§ **TASK DIRECTIONS**: From the Jevons Paradox editorial below, copy out word for word the passage from "Editorial: The Jevons" up to and including "a quick reference).".

Editorial: The Jevons Paradox Myth

By x344543 - IWW Environmental Union Caucus, April 6, 2023

As the climate crises deepens and the push to decarbonize the world's energy systems intensifies, a chorus of skeptical and pessimistic voices continually warns against placing hope in renewable energy as a solution (whether partial or wholly), arguing instead for vastly reducing energy consumption (as well as everything else). One of the most commonly invoked pieces of putative evidence made to bolster the argument is the oft cited, but poorly understood concept known as "Jevon's Paradox" (see also Wikipedia for a quick reference).

For example, in an article featured on the degrowth blog, Resilience (run by degrowth advocate Richard Heinberg), "Resources for a better future: Jevons Paradox", author Sam Bliss declares:

In 1865, (English economist William Stanley) Jevons found that as each new steam engine design made the use of coal more efficient, Britain used more coal overall, not less.

§ **INFORMATION SUPPLIED**:
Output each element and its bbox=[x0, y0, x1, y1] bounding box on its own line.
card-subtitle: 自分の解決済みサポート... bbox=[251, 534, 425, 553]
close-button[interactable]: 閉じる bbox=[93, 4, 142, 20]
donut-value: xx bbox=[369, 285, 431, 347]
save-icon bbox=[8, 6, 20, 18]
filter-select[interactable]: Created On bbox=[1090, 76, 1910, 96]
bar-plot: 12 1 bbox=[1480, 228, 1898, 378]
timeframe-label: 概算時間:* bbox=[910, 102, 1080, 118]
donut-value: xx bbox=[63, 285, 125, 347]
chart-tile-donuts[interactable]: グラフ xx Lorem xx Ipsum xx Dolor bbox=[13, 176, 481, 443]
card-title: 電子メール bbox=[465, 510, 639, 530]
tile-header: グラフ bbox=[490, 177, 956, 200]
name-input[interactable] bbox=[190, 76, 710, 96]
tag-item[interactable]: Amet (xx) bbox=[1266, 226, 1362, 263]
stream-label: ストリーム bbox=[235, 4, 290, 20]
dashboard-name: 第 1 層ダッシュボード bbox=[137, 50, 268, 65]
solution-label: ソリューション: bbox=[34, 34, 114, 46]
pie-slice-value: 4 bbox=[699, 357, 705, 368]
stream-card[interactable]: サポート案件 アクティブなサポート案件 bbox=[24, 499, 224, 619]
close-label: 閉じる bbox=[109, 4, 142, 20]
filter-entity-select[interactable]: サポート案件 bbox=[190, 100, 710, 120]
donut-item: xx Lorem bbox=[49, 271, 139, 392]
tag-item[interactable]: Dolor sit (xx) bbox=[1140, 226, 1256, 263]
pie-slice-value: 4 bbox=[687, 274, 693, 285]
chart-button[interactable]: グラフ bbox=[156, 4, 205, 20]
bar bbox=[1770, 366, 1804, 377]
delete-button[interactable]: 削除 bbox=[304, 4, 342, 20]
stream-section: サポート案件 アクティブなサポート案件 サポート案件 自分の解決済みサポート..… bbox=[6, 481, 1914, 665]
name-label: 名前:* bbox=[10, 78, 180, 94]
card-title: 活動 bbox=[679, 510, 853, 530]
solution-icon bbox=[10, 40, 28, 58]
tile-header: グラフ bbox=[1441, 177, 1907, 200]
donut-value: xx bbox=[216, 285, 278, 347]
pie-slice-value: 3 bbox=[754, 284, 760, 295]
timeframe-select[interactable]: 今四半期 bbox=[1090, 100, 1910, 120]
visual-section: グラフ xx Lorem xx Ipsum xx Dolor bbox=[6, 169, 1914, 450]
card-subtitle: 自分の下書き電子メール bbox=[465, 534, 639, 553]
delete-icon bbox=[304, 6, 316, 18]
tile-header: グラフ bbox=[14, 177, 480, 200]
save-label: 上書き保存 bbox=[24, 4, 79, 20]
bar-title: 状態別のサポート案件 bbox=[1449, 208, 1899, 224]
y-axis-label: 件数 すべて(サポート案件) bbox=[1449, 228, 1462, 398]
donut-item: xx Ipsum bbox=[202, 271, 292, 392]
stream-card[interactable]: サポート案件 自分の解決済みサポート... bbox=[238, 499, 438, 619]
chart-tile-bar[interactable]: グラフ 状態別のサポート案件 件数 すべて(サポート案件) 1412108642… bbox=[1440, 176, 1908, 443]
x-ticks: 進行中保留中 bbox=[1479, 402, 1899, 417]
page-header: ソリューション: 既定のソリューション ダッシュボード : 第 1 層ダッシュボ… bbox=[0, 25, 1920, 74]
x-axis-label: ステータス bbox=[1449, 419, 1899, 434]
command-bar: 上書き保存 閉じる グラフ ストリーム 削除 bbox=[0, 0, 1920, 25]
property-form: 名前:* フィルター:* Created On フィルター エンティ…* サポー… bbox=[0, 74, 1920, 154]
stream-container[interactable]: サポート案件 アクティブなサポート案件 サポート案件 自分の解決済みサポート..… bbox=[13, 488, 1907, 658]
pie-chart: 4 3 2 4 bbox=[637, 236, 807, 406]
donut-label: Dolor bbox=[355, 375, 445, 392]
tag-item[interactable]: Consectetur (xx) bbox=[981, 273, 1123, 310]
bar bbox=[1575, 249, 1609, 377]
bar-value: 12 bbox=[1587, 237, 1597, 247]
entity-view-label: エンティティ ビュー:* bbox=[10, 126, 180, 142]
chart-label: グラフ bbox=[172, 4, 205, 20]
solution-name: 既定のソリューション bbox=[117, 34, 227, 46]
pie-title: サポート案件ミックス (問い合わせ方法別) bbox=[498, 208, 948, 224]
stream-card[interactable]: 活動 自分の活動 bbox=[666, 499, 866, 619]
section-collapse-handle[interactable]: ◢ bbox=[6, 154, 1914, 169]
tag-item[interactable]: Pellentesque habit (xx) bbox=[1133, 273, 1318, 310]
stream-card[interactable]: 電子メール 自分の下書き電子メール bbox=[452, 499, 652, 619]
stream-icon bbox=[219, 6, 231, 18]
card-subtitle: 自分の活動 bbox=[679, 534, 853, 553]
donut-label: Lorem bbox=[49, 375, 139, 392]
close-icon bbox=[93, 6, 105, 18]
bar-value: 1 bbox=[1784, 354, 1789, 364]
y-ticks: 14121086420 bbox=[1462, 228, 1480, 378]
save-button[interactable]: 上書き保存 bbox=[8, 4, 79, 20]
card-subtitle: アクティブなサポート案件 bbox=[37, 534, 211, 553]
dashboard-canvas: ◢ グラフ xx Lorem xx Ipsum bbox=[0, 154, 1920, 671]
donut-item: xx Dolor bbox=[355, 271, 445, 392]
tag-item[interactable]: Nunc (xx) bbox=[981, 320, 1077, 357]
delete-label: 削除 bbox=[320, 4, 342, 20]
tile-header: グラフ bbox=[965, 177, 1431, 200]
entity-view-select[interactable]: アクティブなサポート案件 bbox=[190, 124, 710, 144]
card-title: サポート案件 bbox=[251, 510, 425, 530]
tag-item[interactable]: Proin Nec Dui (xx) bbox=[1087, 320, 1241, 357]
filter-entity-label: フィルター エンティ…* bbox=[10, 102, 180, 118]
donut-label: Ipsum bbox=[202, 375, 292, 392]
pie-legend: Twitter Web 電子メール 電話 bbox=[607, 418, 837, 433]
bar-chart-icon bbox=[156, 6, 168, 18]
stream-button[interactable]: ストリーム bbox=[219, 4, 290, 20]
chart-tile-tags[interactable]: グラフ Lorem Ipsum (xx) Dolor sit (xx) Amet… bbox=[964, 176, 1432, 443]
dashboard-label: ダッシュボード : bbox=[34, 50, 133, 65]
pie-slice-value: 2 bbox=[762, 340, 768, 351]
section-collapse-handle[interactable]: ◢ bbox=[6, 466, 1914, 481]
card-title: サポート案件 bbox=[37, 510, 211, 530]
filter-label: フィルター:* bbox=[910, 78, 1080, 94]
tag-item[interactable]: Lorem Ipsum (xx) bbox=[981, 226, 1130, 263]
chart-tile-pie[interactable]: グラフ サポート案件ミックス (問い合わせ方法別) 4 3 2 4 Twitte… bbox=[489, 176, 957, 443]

§ **FINAL RESULT**:
Editorial: The Jevons Paradox Myth

By x344543 - IWW Environmental Union Caucus, April 6, 2023

As the climate crises deepens and the push to decarbonize the world's energy systems intensifies, a chorus of skeptical and pessimistic voices continually warns against placing hope in renewable energy as a solution (whether partial or wholly), arguing instead for vastly reducing energy consumption (as well as everything else). One of the most commonly invoked pieces of putative evidence made to bolster the argument is the oft cited, but poorly understood concept known as "Jevon's Paradox" (see also Wikipedia for a quick reference).